:: RECORDS FOR PROCESSING ::

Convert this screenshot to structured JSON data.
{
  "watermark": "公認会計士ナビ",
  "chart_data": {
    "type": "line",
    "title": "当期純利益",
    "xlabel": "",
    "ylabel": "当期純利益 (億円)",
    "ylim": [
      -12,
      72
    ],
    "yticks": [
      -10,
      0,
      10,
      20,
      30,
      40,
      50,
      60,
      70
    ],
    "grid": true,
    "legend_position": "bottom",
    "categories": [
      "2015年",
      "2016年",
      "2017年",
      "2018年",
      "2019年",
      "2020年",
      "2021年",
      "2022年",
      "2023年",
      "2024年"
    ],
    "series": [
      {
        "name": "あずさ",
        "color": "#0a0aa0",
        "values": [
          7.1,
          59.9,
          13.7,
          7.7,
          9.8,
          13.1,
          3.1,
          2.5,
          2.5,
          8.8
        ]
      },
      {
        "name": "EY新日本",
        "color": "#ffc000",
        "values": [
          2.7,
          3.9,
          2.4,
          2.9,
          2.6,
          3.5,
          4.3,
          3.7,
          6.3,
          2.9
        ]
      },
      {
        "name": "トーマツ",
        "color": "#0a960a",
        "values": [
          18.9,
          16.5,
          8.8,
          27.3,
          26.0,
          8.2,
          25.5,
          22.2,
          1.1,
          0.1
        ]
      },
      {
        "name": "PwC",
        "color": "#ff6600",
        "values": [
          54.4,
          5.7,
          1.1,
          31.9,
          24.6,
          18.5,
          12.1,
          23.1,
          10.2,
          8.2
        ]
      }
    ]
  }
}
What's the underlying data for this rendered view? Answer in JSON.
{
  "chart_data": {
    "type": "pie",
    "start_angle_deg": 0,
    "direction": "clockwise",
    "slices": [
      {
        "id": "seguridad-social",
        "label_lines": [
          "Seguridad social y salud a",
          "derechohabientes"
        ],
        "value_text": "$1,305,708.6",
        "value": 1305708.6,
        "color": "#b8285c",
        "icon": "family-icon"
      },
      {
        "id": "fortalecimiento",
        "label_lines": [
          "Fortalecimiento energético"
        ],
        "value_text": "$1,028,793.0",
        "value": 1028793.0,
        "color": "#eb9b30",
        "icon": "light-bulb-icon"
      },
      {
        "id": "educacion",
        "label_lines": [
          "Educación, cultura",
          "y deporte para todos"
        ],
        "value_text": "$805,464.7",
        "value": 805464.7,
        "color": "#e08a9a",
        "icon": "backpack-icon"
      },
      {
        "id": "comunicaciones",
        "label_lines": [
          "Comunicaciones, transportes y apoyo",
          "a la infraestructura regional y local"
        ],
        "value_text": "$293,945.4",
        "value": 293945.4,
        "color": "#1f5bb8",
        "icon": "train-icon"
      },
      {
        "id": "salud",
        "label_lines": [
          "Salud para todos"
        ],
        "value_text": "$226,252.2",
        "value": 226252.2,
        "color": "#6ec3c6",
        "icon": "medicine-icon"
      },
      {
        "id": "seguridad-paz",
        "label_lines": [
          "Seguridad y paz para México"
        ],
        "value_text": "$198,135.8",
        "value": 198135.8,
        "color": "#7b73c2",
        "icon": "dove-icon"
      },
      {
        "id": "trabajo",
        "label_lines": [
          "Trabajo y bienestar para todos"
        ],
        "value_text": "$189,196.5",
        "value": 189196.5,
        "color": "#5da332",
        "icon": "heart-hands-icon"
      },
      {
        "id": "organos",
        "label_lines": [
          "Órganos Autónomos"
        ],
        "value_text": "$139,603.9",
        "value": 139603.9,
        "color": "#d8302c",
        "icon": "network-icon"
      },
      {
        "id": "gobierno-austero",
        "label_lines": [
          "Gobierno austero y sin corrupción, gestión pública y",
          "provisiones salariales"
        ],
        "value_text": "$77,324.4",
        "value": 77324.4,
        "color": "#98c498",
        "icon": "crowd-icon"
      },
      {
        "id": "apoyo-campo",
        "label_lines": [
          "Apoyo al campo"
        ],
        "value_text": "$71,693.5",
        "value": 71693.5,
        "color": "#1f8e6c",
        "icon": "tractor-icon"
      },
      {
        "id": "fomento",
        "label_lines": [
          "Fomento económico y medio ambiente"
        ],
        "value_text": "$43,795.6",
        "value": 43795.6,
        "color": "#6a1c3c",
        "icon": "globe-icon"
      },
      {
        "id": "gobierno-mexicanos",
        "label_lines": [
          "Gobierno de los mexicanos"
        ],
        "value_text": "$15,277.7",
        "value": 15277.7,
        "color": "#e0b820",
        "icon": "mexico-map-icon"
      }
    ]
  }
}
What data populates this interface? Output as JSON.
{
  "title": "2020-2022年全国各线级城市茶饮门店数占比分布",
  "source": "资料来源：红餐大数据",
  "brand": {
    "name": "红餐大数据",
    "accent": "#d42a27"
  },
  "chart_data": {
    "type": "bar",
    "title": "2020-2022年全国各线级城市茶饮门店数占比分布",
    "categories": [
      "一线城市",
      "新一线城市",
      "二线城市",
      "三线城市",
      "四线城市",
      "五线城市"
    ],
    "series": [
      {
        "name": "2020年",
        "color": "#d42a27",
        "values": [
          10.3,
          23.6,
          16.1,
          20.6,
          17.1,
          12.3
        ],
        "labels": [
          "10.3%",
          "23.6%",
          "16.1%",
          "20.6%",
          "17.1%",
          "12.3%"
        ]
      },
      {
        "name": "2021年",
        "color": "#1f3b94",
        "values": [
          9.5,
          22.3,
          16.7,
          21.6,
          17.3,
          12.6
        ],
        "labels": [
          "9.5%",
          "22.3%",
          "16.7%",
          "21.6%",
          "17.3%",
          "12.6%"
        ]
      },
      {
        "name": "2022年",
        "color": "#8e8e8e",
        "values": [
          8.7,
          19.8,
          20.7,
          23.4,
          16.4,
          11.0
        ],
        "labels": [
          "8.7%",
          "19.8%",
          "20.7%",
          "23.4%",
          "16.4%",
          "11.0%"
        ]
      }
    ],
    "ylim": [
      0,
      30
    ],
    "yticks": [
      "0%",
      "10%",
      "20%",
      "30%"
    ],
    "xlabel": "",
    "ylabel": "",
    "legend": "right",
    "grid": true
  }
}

:::

Transcribe all the entries, keeping each one exactly as it is.

Convert this screenshot to structured JSON data.
{
  "watermark": "公認会計士ナビ",
  "chart_data": {
    "type": "line",
    "title": "当期純利益",
    "xlabel": "",
    "ylabel": "当期純利益 (億円)",
    "ylim": [
      -12,
      72
    ],
    "yticks": [
      -10,
      0,
      10,
      20,
      30,
      40,
      50,
      60,
      70
    ],
    "grid": true,
    "legend_position": "bottom",
    "categories": [
      "2015年",
      "2016年",
      "2017年",
      "2018年",
      "2019年",
      "2020年",
      "2021年",
      "2022年",
      "2023年",
      "2024年"
    ],
    "series": [
      {
        "name": "あずさ",
        "color": "#0a0aa0",
        "values": [
          7.1,
          59.9,
          13.7,
          7.7,
          9.8,
          13.1,
          3.1,
          2.5,
          2.5,
          8.8
        ]
      },
      {
        "name": "EY新日本",
        "color": "#ffc000",
        "values": [
          2.7,
          3.9,
          2.4,
          2.9,
          2.6,
          3.5,
          4.3,
          3.7,
          6.3,
          2.9
        ]
      },
      {
        "name": "トーマツ",
        "color": "#0a960a",
        "values": [
          18.9,
          16.5,
          8.8,
          27.3,
          26.0,
          8.2,
          25.5,
          22.2,
          1.1,
          0.1
        ]
      },
      {
        "name": "PwC",
        "color": "#ff6600",
        "values": [
          54.4,
          5.7,
          1.1,
          31.9,
          24.6,
          18.5,
          12.1,
          23.1,
          10.2,
          8.2
        ]
      }
    ]
  }
}
What's the underlying data for this rendered view? Answer in JSON.
{
  "chart_data": {
    "type": "pie",
    "start_angle_deg": 0,
    "direction": "clockwise",
    "slices": [
      {
        "id": "seguridad-social",
        "label_lines": [
          "Seguridad social y salud a",
          "derechohabientes"
        ],
        "value_text": "$1,305,708.6",
        "value": 1305708.6,
        "color": "#b8285c",
        "icon": "family-icon"
      },
      {
        "id": "fortalecimiento",
        "label_lines": [
          "Fortalecimiento energético"
        ],
        "value_text": "$1,028,793.0",
        "value": 1028793.0,
        "color": "#eb9b30",
        "icon": "light-bulb-icon"
      },
      {
        "id": "educacion",
        "label_lines": [
          "Educación, cultura",
          "y deporte para todos"
        ],
        "value_text": "$805,464.7",
        "value": 805464.7,
        "color": "#e08a9a",
        "icon": "backpack-icon"
      },
      {
        "id": "comunicaciones",
        "label_lines": [
          "Comunicaciones, transportes y apoyo",
          "a la infraestructura regional y local"
        ],
        "value_text": "$293,945.4",
        "value": 293945.4,
        "color": "#1f5bb8",
        "icon": "train-icon"
      },
      {
        "id": "salud",
        "label_lines": [
          "Salud para todos"
        ],
        "value_text": "$226,252.2",
        "value": 226252.2,
        "color": "#6ec3c6",
        "icon": "medicine-icon"
      },
      {
        "id": "seguridad-paz",
        "label_lines": [
          "Seguridad y paz para México"
        ],
        "value_text": "$198,135.8",
        "value": 198135.8,
        "color": "#7b73c2",
        "icon": "dove-icon"
      },
      {
        "id": "trabajo",
        "label_lines": [
          "Trabajo y bienestar para todos"
        ],
        "value_text": "$189,196.5",
        "value": 189196.5,
        "color": "#5da332",
        "icon": "heart-hands-icon"
      },
      {
        "id": "organos",
        "label_lines": [
          "Órganos Autónomos"
        ],
        "value_text": "$139,603.9",
        "value": 139603.9,
        "color": "#d8302c",
        "icon": "network-icon"
      },
      {
        "id": "gobierno-austero",
        "label_lines": [
          "Gobierno austero y sin corrupción, gestión pública y",
          "provisiones salariales"
        ],
        "value_text": "$77,324.4",
        "value": 77324.4,
        "color": "#98c498",
        "icon": "crowd-icon"
      },
      {
        "id": "apoyo-campo",
        "label_lines": [
          "Apoyo al campo"
        ],
        "value_text": "$71,693.5",
        "value": 71693.5,
        "color": "#1f8e6c",
        "icon": "tractor-icon"
      },
      {
        "id": "fomento",
        "label_lines": [
          "Fomento económico y medio ambiente"
        ],
        "value_text": "$43,795.6",
        "value": 43795.6,
        "color": "#6a1c3c",
        "icon": "globe-icon"
      },
      {
        "id": "gobierno-mexicanos",
        "label_lines": [
          "Gobierno de los mexicanos"
        ],
        "value_text": "$15,277.7",
        "value": 15277.7,
        "color": "#e0b820",
        "icon": "mexico-map-icon"
      }
    ]
  }
}
What data populates this interface? Output as JSON.
{
  "title": "2020-2022年全国各线级城市茶饮门店数占比分布",
  "source": "资料来源：红餐大数据",
  "brand": {
    "name": "红餐大数据",
    "accent": "#d42a27"
  },
  "chart_data": {
    "type": "bar",
    "title": "2020-2022年全国各线级城市茶饮门店数占比分布",
    "categories": [
      "一线城市",
      "新一线城市",
      "二线城市",
      "三线城市",
      "四线城市",
      "五线城市"
    ],
    "series": [
      {
        "name": "2020年",
        "color": "#d42a27",
        "values": [
          10.3,
          23.6,
          16.1,
          20.6,
          17.1,
          12.3
        ],
        "labels": [
          "10.3%",
          "23.6%",
          "16.1%",
          "20.6%",
          "17.1%",
          "12.3%"
        ]
      },
      {
        "name": "2021年",
        "color": "#1f3b94",
        "values": [
          9.5,
          22.3,
          16.7,
          21.6,
          17.3,
          12.6
        ],
        "labels": [
          "9.5%",
          "22.3%",
          "16.7%",
          "21.6%",
          "17.3%",
          "12.6%"
        ]
      },
      {
        "name": "2022年",
        "color": "#8e8e8e",
        "values": [
          8.7,
          19.8,
          20.7,
          23.4,
          16.4,
          11.0
        ],
        "labels": [
          "8.7%",
          "19.8%",
          "20.7%",
          "23.4%",
          "16.4%",
          "11.0%"
        ]
      }
    ],
    "ylim": [
      0,
      30
    ],
    "yticks": [
      "0%",
      "10%",
      "20%",
      "30%"
    ],
    "xlabel": "",
    "ylabel": "",
    "legend": "right",
    "grid": true
  }
}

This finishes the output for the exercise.